## AIM
Render everything from the start of the records down to and including the line that contains "List each element" as a JSON list of strings, one string per line, with blank lines and the pictures left out.

## TASK DATA
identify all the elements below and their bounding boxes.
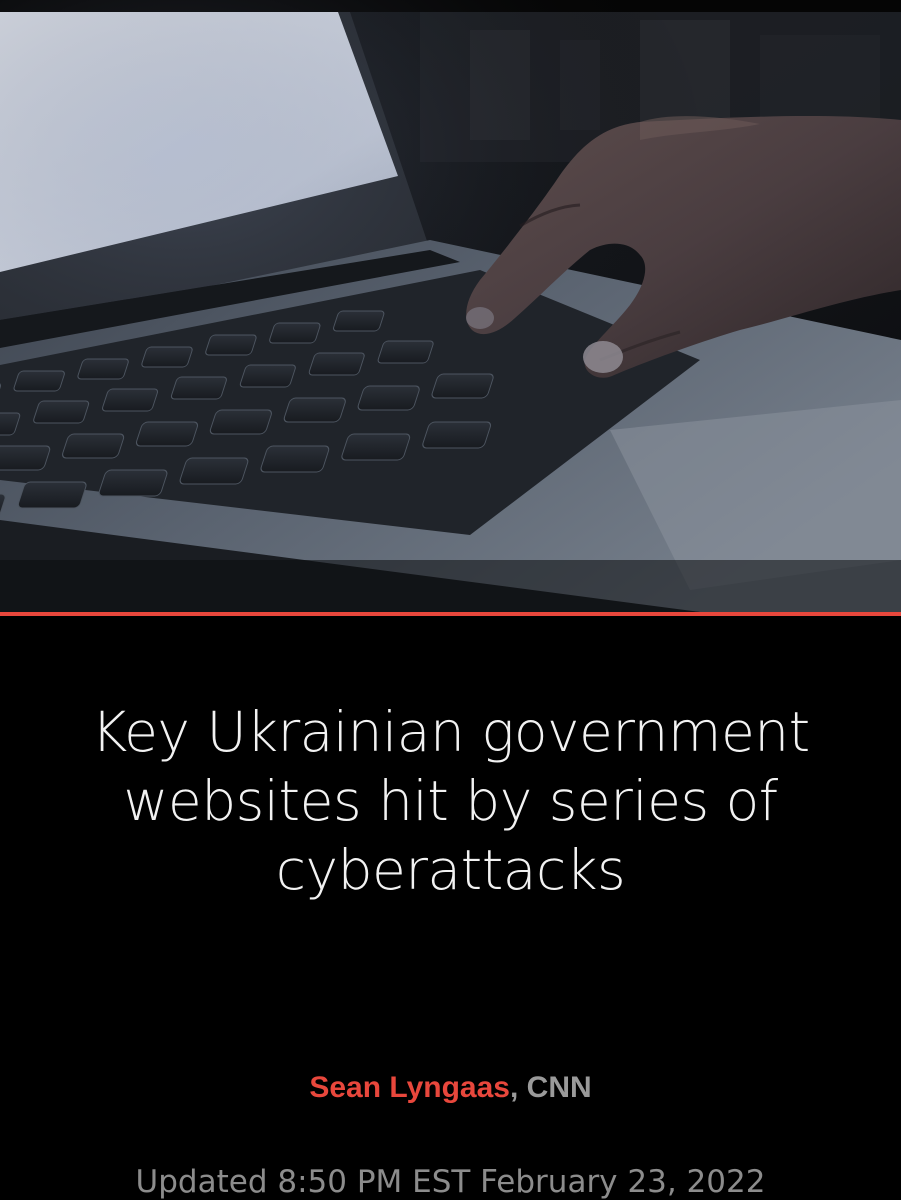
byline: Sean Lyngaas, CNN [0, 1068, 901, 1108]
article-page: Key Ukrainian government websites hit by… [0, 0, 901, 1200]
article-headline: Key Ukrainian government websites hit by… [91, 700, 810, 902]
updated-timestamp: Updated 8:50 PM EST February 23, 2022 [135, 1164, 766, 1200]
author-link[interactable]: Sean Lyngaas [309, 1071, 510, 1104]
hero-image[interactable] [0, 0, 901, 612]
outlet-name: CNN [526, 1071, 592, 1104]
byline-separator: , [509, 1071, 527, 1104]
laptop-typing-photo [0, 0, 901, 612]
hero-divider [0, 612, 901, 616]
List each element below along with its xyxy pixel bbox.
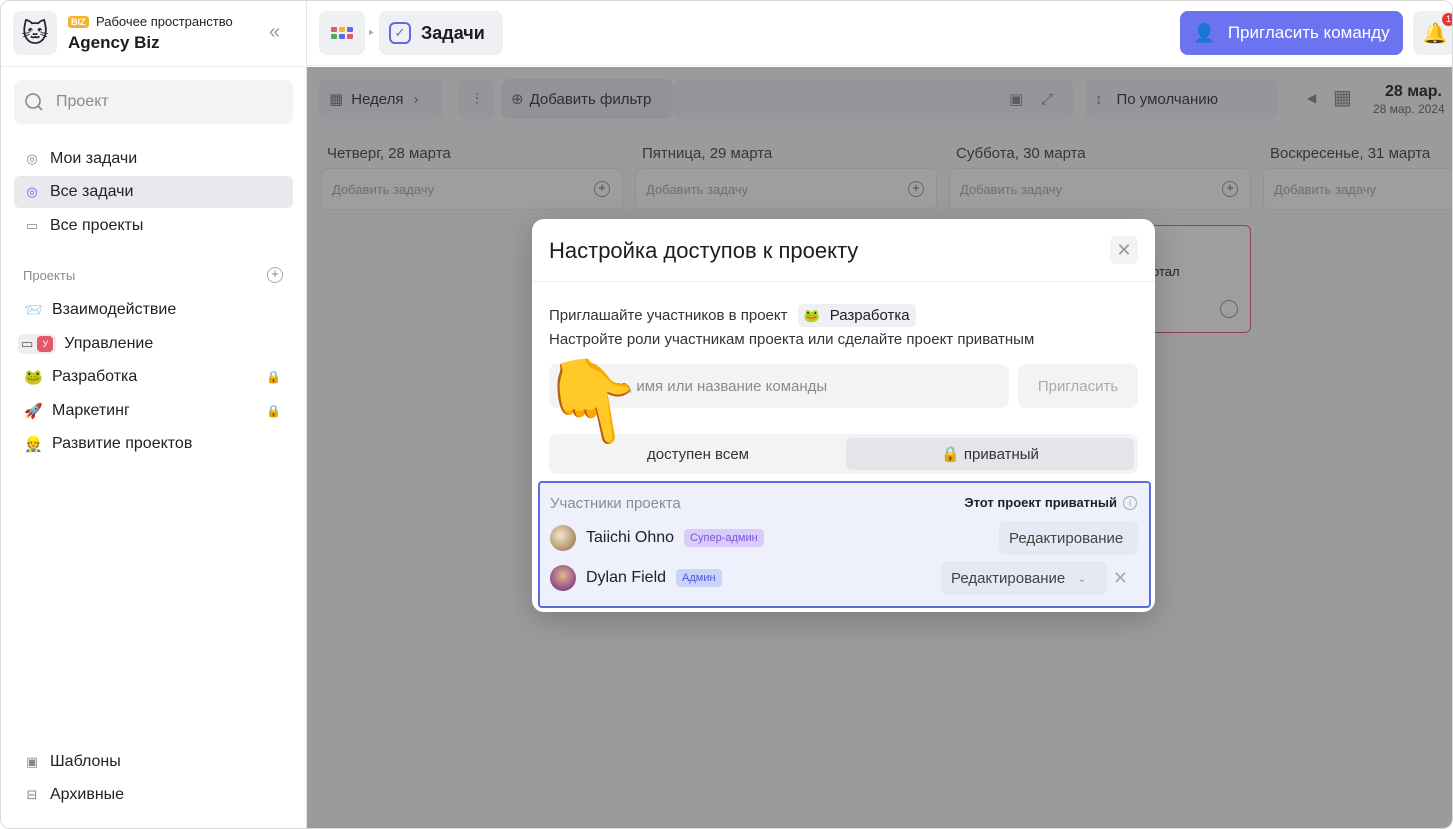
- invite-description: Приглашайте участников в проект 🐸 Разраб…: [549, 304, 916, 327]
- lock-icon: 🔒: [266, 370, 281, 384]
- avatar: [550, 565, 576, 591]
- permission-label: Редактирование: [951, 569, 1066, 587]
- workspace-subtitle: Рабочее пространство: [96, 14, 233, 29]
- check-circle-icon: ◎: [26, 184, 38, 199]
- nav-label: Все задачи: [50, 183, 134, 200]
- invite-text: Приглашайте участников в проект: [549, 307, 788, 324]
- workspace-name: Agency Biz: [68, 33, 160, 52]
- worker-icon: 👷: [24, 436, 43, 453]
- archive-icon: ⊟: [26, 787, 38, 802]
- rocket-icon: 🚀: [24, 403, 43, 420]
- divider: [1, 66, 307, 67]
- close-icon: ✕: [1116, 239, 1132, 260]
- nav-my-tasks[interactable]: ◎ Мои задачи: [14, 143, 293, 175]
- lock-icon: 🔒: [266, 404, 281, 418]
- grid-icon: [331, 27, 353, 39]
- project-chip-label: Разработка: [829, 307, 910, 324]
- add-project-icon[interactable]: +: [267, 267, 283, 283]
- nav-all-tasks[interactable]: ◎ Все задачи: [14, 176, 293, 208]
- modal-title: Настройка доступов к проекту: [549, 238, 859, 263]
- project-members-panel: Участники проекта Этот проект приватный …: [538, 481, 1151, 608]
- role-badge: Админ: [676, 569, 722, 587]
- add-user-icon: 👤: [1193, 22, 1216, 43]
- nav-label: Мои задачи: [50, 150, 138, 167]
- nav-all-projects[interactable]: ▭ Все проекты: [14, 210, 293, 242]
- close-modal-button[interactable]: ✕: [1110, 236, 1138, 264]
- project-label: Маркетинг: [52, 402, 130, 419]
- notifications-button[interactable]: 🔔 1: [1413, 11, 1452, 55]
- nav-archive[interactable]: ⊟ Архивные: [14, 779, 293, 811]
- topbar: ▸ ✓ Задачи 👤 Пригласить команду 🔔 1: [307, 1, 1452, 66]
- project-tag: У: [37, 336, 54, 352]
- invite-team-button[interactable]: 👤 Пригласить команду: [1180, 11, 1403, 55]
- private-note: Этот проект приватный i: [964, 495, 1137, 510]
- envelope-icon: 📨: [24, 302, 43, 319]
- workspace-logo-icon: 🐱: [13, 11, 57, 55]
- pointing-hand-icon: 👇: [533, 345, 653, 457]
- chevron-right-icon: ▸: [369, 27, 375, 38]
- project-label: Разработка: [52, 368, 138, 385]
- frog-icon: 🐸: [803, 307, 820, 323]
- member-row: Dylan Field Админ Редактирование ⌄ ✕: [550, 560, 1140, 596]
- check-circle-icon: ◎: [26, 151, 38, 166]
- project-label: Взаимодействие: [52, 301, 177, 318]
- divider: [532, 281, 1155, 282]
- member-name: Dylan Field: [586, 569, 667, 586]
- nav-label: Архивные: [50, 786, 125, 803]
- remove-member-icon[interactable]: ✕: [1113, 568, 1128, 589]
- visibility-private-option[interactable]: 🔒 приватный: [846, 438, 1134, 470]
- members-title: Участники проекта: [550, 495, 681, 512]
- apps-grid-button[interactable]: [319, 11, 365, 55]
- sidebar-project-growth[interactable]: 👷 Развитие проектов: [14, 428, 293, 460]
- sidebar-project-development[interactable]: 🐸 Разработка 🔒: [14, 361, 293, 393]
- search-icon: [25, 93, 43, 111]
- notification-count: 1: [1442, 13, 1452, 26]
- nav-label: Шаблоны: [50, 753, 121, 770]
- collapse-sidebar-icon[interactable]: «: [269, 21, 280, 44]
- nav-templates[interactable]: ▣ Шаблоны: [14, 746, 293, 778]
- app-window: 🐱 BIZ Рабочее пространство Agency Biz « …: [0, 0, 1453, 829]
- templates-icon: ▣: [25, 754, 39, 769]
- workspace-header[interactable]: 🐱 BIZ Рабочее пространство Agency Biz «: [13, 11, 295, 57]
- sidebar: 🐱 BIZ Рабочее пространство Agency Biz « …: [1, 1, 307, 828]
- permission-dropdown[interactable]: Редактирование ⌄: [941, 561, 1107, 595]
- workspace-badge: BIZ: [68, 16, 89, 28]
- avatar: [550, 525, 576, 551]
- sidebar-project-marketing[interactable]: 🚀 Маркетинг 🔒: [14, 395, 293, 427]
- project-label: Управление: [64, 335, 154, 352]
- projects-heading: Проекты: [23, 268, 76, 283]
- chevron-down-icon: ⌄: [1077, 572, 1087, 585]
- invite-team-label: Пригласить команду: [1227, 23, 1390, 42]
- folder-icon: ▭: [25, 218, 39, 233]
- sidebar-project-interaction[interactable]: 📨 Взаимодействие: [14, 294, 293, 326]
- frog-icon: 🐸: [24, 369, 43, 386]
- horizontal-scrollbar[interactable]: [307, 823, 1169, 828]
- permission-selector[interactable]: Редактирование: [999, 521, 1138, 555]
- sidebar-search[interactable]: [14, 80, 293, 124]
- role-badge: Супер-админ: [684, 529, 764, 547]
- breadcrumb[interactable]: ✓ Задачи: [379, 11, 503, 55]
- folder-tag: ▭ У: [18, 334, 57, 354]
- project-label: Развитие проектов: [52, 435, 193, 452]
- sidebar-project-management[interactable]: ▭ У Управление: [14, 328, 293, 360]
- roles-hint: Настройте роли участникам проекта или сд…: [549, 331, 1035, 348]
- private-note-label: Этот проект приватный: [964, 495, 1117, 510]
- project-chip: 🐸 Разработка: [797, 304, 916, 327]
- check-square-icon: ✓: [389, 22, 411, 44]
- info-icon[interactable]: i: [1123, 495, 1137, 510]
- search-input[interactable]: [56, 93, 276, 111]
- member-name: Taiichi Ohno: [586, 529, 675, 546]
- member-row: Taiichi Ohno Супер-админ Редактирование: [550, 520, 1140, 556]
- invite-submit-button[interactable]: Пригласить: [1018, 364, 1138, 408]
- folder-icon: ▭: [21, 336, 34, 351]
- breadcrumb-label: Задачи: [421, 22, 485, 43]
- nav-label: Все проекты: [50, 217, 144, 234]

## RESPONSE TO THIS TASK
[
  "identify all the elements below and their bounding boxes.",
  "byline: Sean Lyngaas, CNN [0, 1068, 901, 1108]",
  "article-page: Key Ukrainian government websites hit by… [0, 0, 901, 1200]",
  "article-headline: Key Ukrainian government websites hit by… [91, 700, 810, 902]",
  "updated-timestamp: Updated 8:50 PM EST February 23, 2022 [135, 1164, 766, 1200]",
  "author-link[interactable]: Sean Lyngaas [309, 1071, 510, 1104]",
  "hero-image[interactable] [0, 0, 901, 612]",
  "outlet-name: CNN [526, 1071, 592, 1104]",
  "byline-separator: , [509, 1071, 527, 1104]",
  "laptop-typing-photo [0, 0, 901, 612]",
  "hero-divider [0, 612, 901, 616]",
  "List each element below along with its xyxy pixel bbox."
]